→ REQUIRED WORK
Go through the material below, count the lines with the word "this", and reply with the count alone.

→ RAW RECORDS

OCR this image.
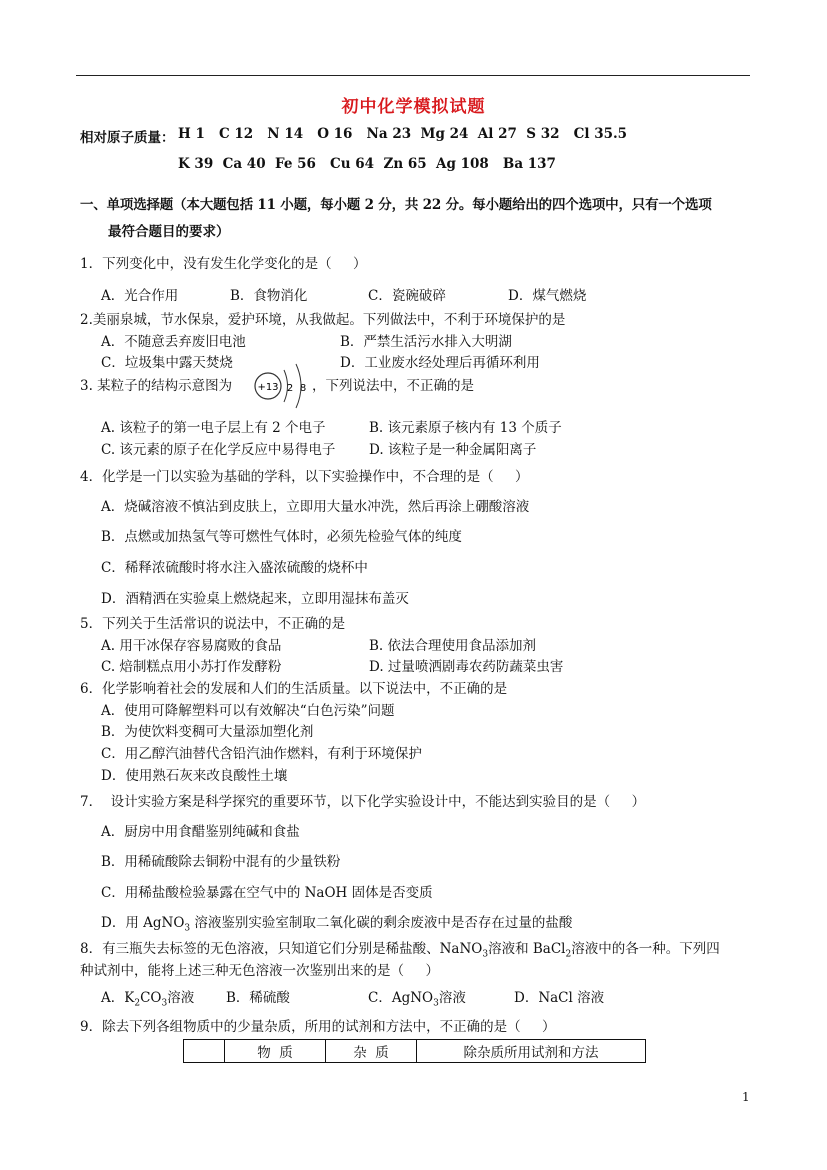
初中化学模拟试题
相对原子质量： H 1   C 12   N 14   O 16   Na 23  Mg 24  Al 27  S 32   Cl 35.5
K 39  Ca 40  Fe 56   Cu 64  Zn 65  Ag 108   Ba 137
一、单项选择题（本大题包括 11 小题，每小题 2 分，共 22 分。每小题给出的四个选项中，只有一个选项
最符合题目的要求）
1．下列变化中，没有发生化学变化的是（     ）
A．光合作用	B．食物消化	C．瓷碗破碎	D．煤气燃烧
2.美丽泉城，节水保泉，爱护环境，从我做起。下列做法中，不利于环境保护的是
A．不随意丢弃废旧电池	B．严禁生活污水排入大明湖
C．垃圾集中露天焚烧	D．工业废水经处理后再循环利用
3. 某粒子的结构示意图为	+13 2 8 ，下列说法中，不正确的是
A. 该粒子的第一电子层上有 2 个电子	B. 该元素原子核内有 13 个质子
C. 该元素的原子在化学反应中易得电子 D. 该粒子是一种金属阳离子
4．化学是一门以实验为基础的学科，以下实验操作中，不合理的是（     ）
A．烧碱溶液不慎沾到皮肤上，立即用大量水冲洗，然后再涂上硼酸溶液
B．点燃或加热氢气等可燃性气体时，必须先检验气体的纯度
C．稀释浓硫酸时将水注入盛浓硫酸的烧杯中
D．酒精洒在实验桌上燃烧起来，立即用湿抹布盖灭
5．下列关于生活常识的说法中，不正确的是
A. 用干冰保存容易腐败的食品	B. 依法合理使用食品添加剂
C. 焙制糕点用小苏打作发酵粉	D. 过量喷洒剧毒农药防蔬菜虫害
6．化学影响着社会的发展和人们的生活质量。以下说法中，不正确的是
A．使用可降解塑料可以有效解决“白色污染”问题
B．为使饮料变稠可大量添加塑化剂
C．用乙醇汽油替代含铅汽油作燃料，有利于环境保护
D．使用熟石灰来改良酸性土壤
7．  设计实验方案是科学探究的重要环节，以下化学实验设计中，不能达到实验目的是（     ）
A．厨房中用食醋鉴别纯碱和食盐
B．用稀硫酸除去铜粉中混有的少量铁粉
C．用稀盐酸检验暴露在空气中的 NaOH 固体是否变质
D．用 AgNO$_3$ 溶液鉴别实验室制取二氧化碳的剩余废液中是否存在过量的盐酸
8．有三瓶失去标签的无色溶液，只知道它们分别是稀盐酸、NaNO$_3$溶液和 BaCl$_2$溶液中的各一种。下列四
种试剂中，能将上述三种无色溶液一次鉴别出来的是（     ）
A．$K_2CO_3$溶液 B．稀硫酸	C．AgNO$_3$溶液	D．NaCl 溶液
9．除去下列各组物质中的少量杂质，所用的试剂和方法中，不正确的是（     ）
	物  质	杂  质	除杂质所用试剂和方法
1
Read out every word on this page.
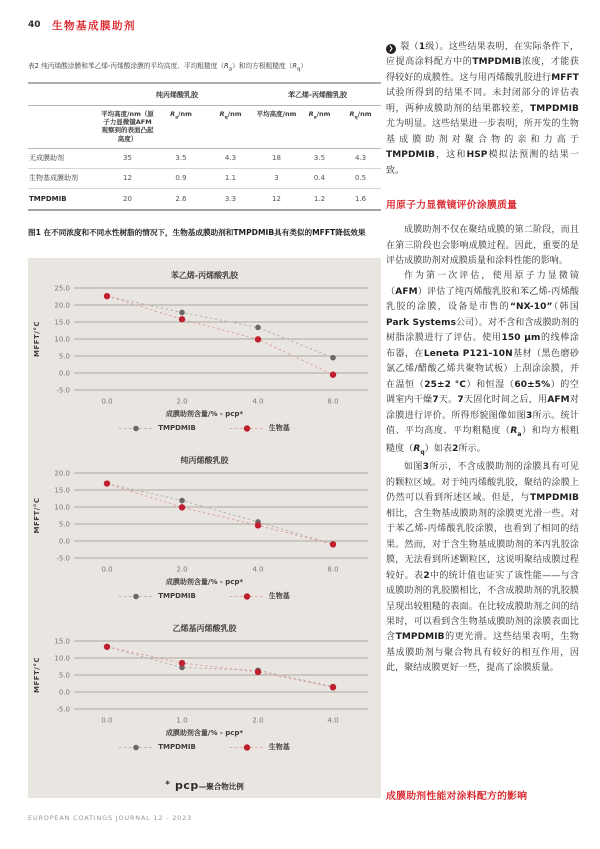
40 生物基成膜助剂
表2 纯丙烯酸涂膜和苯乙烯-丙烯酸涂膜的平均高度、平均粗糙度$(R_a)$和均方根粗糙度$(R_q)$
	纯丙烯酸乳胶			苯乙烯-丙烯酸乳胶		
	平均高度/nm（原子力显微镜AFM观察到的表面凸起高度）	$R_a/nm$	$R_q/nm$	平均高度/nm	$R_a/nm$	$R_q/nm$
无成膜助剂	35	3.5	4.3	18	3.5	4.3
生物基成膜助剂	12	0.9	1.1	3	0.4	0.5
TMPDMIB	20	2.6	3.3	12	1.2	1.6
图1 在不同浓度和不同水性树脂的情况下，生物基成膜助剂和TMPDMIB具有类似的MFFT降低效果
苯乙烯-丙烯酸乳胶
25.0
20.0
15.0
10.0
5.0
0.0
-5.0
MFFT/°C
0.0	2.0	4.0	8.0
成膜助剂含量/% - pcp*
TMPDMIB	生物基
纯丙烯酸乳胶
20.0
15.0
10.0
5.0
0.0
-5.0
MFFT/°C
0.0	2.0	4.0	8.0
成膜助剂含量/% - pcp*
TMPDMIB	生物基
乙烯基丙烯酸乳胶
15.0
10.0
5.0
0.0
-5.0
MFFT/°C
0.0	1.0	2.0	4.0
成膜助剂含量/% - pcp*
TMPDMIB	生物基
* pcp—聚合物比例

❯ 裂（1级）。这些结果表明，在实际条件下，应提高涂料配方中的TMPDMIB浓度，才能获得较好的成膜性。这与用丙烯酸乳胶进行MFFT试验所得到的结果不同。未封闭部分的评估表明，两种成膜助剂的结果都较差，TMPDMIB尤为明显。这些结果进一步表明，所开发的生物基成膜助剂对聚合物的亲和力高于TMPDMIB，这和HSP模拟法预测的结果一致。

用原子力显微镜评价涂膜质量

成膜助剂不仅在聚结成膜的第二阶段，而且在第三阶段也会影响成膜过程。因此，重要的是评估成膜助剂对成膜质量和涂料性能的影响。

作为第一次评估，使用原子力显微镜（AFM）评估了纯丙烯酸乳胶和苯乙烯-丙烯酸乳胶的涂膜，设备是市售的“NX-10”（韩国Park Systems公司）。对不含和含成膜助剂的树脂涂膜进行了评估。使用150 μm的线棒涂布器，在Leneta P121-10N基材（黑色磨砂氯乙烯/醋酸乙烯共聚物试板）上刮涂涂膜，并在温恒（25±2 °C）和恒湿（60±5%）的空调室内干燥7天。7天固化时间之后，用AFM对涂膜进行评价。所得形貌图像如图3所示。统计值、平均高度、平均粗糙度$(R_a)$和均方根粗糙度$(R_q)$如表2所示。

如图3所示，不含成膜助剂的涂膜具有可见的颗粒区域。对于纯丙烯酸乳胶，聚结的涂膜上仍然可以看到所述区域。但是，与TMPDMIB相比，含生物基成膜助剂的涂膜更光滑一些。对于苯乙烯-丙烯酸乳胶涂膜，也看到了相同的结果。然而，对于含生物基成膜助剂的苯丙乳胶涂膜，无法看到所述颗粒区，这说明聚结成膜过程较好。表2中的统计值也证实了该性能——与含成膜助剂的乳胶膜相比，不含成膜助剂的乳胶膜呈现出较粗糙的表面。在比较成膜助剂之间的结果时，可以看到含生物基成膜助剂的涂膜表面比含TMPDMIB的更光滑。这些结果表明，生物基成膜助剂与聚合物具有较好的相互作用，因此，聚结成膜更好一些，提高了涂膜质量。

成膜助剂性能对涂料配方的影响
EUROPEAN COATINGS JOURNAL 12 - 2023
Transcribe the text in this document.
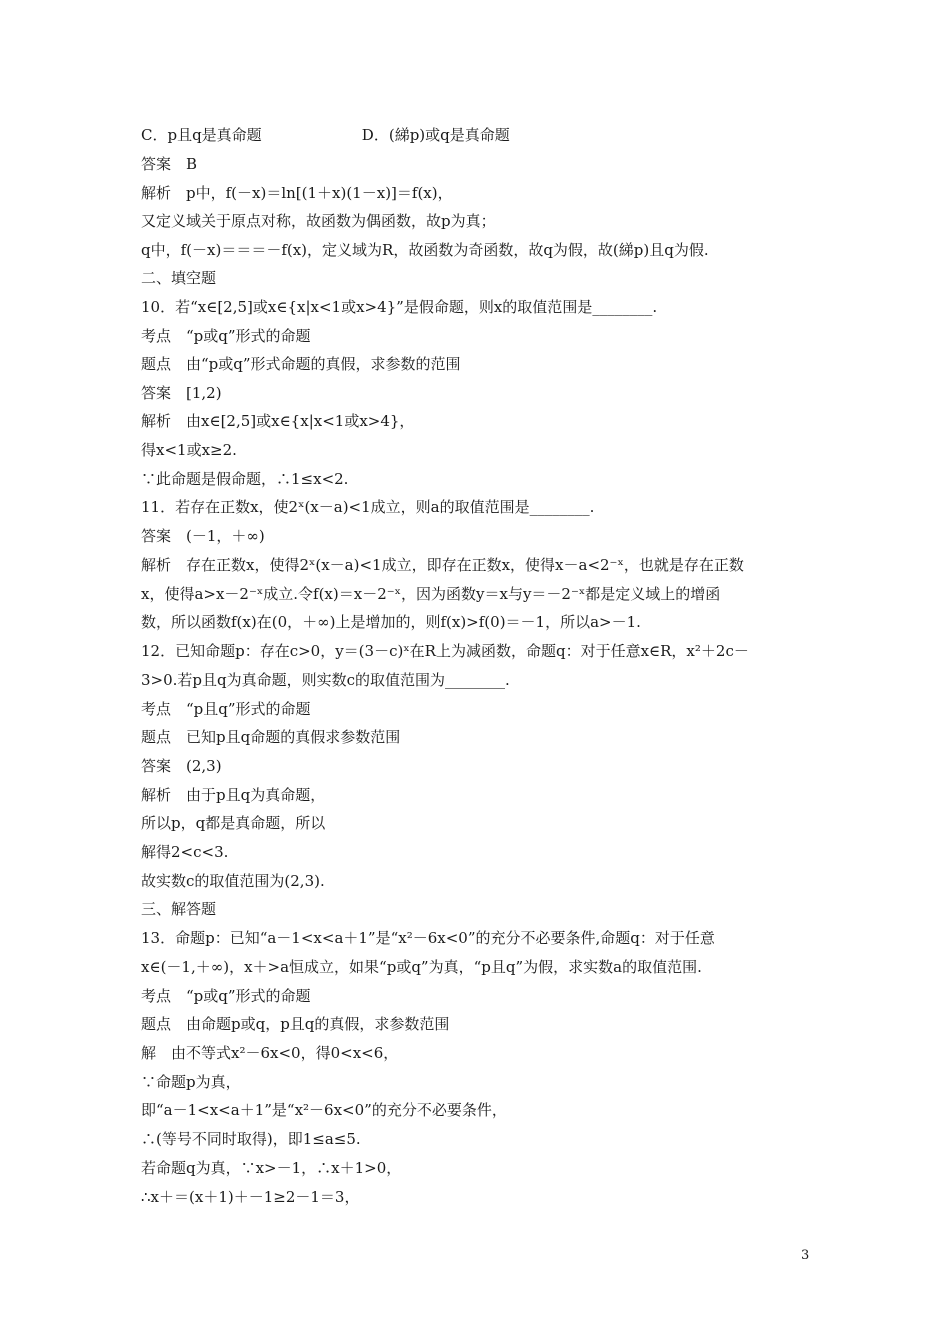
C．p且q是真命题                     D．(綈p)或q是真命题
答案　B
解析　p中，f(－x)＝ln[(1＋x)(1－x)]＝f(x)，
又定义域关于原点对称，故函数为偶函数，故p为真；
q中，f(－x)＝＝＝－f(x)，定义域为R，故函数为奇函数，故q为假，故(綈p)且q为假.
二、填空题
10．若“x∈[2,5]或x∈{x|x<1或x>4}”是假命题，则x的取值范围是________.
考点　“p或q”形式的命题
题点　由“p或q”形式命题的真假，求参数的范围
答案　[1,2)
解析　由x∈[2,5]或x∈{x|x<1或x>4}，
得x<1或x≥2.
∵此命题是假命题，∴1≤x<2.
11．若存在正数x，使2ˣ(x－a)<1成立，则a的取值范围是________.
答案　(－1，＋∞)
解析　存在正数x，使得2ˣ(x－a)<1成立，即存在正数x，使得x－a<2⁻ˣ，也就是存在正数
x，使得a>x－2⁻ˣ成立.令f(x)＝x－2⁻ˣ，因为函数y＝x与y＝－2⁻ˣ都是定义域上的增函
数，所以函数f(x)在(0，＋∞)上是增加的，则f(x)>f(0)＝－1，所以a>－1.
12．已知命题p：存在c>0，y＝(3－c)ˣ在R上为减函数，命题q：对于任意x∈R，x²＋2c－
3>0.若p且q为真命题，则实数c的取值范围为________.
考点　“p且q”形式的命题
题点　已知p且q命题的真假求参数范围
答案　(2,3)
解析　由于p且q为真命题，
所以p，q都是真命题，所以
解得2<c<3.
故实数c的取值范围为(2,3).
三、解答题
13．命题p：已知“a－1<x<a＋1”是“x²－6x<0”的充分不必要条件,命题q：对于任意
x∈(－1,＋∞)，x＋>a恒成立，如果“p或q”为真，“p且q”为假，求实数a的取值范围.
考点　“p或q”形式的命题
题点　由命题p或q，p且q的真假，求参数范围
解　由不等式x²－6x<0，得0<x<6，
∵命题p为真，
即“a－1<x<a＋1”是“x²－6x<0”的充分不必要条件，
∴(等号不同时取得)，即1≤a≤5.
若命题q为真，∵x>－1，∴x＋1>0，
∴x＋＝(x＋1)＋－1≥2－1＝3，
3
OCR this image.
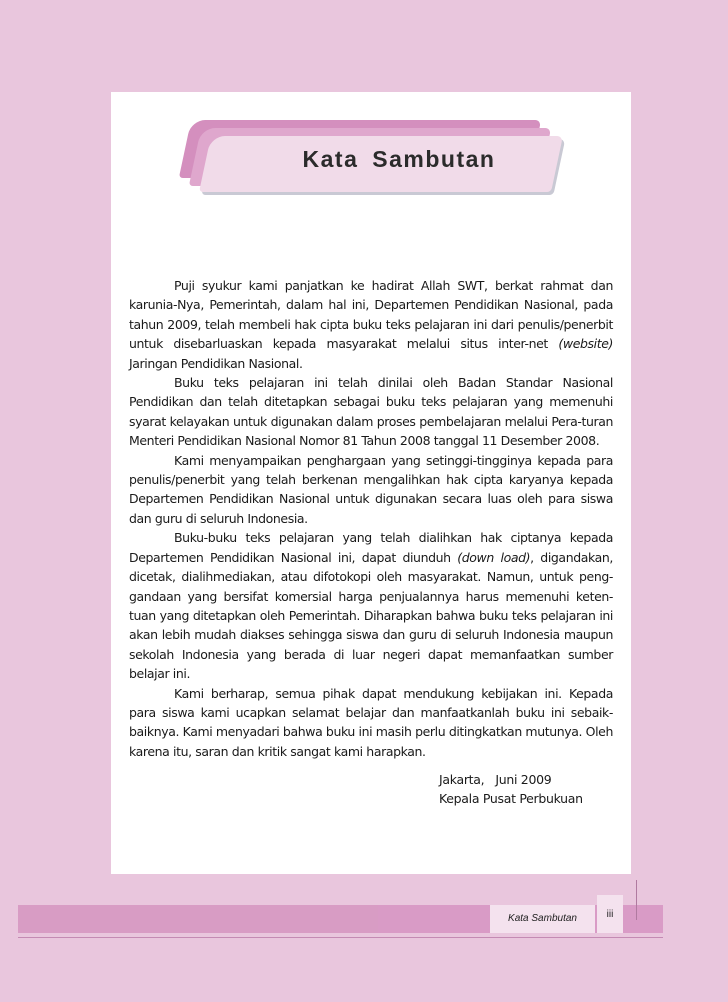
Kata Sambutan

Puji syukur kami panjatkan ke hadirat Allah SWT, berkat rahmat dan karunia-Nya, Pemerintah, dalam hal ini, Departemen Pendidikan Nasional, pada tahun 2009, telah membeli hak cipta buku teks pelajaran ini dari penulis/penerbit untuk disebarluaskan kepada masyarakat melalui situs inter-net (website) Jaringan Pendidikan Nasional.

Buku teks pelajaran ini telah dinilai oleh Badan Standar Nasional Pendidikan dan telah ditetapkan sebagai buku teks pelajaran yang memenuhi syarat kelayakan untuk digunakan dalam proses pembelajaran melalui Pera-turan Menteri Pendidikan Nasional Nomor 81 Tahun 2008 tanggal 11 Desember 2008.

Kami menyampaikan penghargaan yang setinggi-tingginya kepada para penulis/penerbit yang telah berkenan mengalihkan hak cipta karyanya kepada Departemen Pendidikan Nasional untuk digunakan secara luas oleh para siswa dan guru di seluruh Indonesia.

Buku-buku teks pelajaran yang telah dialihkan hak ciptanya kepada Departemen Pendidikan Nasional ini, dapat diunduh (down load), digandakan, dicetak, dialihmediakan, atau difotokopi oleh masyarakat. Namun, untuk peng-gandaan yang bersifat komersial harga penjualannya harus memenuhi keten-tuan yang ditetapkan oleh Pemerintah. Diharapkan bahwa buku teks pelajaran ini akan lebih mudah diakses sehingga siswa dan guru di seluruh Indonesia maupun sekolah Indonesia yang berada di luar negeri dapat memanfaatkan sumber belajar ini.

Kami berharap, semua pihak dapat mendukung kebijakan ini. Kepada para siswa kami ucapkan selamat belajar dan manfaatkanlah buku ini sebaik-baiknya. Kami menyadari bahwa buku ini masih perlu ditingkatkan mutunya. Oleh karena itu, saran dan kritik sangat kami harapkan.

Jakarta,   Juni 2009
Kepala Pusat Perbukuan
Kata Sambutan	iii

→ ANSWER TO THE EXERCISE
4